━━━━━ Available records ━━━━━

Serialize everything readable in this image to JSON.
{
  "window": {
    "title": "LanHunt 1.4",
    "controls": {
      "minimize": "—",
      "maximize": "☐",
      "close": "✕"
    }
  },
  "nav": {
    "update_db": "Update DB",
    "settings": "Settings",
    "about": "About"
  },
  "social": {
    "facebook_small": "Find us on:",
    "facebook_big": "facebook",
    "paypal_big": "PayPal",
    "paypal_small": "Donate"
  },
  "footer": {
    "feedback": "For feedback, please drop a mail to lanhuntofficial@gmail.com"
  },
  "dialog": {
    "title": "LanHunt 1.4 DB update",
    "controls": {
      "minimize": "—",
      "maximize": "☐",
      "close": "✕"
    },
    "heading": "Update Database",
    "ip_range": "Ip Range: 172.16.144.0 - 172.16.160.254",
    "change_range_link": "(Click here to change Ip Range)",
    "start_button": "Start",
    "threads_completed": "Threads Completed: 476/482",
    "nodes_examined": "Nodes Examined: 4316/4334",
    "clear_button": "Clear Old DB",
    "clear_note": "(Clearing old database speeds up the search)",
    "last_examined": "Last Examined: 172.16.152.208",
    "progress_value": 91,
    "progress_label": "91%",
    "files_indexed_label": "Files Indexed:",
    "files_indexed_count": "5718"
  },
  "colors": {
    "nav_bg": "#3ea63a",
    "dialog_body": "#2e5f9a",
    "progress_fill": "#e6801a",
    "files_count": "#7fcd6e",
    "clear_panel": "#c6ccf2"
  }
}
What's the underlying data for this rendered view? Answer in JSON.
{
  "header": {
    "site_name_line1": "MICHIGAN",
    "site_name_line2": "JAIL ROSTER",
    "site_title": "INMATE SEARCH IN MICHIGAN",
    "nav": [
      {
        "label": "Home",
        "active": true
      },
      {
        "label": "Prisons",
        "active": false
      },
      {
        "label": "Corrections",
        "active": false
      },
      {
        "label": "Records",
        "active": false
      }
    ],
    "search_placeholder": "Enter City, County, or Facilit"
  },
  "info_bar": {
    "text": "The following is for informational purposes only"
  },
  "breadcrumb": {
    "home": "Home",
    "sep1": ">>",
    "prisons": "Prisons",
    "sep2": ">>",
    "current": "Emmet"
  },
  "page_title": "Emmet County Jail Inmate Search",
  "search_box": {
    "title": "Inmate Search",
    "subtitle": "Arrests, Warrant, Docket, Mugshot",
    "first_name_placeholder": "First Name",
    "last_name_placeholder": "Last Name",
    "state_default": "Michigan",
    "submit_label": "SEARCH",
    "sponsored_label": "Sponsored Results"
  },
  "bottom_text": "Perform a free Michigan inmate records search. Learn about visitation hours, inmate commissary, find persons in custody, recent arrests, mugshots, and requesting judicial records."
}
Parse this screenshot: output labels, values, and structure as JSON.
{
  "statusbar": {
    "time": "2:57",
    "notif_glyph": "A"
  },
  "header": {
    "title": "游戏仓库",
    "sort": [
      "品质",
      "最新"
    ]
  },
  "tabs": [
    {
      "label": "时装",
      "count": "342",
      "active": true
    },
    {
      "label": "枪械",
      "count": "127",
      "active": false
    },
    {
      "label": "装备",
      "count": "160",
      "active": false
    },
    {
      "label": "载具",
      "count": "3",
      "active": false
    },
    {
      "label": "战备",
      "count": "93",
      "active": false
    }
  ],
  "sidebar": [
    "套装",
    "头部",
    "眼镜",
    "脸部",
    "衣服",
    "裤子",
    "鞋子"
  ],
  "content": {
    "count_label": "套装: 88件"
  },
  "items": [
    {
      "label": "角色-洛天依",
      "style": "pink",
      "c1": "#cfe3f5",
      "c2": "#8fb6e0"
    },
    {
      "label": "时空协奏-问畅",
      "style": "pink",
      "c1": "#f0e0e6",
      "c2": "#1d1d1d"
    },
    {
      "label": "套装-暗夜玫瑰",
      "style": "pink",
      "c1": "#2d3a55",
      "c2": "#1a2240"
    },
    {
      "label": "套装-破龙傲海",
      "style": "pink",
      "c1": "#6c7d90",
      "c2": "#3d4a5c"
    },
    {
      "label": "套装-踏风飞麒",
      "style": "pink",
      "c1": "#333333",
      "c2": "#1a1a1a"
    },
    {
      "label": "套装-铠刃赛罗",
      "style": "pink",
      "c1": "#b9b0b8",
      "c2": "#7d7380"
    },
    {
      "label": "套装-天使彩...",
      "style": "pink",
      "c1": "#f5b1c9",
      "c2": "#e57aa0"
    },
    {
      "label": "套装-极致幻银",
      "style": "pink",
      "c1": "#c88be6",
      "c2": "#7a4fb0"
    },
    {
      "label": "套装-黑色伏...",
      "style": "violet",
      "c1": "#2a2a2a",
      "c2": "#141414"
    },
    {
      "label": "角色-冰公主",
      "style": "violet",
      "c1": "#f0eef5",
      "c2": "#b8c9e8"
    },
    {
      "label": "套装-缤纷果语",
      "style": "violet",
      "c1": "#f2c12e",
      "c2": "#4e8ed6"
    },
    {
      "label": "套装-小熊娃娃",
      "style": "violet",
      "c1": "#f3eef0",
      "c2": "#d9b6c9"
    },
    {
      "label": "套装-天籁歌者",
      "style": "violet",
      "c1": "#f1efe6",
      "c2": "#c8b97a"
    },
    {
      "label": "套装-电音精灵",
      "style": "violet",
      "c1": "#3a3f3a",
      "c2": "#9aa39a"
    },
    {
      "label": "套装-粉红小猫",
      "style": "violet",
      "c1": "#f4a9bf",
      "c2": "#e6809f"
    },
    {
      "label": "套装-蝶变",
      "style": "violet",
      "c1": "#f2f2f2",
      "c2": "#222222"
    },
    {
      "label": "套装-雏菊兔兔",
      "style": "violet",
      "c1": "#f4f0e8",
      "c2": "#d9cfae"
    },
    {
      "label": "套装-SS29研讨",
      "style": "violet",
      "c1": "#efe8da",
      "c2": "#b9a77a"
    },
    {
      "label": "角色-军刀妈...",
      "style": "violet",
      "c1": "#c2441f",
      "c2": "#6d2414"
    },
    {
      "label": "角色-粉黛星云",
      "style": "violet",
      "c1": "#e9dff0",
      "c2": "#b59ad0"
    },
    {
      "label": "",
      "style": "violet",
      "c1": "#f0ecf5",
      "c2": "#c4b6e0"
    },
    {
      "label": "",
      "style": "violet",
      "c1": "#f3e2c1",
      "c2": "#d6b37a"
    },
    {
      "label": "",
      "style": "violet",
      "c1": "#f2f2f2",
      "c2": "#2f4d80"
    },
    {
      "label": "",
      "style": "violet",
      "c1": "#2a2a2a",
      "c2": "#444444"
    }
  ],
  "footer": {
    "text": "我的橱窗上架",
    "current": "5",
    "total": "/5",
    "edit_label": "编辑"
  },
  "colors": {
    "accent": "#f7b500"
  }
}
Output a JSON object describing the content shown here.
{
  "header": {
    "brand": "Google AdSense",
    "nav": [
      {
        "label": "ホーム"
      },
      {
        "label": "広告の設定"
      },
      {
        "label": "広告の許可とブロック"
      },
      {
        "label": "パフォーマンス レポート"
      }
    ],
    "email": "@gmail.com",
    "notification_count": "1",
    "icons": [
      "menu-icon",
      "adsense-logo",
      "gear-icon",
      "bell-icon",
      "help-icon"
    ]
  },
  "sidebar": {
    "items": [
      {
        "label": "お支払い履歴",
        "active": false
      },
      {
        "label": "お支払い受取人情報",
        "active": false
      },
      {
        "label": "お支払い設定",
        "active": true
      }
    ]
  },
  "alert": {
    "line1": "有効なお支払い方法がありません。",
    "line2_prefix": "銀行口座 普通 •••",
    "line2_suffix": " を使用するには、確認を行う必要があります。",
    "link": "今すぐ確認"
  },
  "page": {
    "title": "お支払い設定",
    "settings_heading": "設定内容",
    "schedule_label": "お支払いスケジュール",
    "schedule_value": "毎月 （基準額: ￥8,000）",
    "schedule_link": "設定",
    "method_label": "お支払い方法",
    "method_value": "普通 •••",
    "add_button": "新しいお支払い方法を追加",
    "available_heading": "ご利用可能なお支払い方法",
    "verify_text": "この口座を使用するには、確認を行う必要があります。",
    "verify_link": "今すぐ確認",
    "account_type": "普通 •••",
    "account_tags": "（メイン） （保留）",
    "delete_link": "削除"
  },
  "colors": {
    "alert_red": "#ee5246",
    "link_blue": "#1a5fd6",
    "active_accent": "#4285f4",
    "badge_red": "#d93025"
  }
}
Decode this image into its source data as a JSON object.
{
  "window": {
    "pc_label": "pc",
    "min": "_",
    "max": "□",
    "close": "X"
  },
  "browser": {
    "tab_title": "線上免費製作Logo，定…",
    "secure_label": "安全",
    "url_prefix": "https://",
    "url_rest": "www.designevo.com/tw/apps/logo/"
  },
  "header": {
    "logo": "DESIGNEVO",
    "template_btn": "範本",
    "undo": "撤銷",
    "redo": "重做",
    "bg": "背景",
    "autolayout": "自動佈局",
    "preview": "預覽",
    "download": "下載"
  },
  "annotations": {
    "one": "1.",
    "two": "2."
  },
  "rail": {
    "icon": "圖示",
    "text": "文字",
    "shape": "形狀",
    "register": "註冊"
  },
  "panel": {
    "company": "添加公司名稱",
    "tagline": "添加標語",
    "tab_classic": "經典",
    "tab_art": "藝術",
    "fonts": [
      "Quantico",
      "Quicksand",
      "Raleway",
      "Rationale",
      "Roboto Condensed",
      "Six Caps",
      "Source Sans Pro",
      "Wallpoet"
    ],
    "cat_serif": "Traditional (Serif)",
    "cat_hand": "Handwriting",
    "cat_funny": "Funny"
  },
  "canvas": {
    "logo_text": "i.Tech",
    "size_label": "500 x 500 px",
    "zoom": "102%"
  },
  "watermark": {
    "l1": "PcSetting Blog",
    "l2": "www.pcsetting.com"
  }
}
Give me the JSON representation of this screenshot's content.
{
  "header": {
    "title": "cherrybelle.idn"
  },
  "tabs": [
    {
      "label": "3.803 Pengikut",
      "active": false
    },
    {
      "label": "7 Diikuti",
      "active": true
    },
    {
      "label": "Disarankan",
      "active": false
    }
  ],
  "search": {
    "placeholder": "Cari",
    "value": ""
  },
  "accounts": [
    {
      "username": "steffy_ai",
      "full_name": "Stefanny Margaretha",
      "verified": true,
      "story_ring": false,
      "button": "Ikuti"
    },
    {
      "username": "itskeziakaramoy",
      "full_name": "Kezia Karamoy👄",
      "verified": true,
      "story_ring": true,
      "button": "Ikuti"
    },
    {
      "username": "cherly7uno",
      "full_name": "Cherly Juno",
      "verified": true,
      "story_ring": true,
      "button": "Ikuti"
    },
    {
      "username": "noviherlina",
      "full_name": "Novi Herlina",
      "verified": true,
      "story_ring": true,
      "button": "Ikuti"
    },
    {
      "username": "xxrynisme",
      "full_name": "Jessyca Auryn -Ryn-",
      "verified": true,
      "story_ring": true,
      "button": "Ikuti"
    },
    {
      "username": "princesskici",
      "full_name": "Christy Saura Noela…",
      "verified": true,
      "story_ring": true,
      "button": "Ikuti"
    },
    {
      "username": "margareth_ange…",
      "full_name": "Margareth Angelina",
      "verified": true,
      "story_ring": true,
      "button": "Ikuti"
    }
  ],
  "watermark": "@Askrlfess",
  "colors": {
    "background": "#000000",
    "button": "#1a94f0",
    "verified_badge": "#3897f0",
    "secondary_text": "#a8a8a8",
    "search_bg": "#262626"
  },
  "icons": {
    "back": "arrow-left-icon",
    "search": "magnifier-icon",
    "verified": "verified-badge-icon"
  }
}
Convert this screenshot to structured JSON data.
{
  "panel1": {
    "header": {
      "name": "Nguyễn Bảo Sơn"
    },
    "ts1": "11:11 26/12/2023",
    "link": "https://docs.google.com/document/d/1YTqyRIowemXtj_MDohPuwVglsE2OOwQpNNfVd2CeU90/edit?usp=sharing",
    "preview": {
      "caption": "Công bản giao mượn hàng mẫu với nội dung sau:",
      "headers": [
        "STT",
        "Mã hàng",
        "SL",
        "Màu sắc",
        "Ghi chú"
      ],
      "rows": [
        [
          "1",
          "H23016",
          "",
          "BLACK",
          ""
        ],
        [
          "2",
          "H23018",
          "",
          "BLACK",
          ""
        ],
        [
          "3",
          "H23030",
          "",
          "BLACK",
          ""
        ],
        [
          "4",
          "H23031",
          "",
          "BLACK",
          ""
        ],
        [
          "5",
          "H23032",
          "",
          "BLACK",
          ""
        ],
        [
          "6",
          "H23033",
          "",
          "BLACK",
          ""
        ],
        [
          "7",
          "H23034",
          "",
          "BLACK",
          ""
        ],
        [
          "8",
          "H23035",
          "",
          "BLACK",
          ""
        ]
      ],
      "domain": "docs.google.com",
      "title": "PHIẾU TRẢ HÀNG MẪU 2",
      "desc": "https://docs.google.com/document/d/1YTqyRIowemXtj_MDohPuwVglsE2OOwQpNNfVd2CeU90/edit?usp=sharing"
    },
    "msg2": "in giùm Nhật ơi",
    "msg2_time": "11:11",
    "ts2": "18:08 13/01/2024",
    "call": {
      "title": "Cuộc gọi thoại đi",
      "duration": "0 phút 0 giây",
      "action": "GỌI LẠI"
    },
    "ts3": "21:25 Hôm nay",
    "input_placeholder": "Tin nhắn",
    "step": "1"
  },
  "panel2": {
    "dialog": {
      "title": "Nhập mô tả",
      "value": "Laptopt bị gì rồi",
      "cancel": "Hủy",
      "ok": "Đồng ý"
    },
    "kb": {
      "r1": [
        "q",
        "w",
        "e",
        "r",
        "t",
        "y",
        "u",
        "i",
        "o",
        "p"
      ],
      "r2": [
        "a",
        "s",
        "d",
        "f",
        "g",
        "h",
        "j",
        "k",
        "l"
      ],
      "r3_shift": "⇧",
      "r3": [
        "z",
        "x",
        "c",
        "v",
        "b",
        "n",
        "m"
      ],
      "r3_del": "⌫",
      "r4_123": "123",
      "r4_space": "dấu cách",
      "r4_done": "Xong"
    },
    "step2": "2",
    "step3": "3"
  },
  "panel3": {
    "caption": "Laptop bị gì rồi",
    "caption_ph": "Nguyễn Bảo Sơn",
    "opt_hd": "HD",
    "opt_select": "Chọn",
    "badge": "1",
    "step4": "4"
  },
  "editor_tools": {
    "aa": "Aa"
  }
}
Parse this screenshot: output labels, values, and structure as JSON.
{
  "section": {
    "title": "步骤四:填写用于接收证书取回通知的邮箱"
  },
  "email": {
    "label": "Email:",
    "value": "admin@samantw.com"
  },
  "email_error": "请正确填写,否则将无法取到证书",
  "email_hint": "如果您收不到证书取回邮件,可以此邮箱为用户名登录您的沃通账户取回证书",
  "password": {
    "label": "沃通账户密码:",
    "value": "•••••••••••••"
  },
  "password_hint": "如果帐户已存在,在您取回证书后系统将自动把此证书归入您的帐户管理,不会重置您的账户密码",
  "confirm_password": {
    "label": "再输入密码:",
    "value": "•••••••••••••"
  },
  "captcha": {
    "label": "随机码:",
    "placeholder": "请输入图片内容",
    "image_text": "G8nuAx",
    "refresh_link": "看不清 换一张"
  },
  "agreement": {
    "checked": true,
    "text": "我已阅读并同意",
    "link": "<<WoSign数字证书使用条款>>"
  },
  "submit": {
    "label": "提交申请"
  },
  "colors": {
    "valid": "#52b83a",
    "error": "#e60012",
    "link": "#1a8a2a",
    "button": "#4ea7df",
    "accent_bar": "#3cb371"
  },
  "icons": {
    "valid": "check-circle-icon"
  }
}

━━━━━

— Exercise description —
Report only how many lines in the entries contain "content".

— The response —
3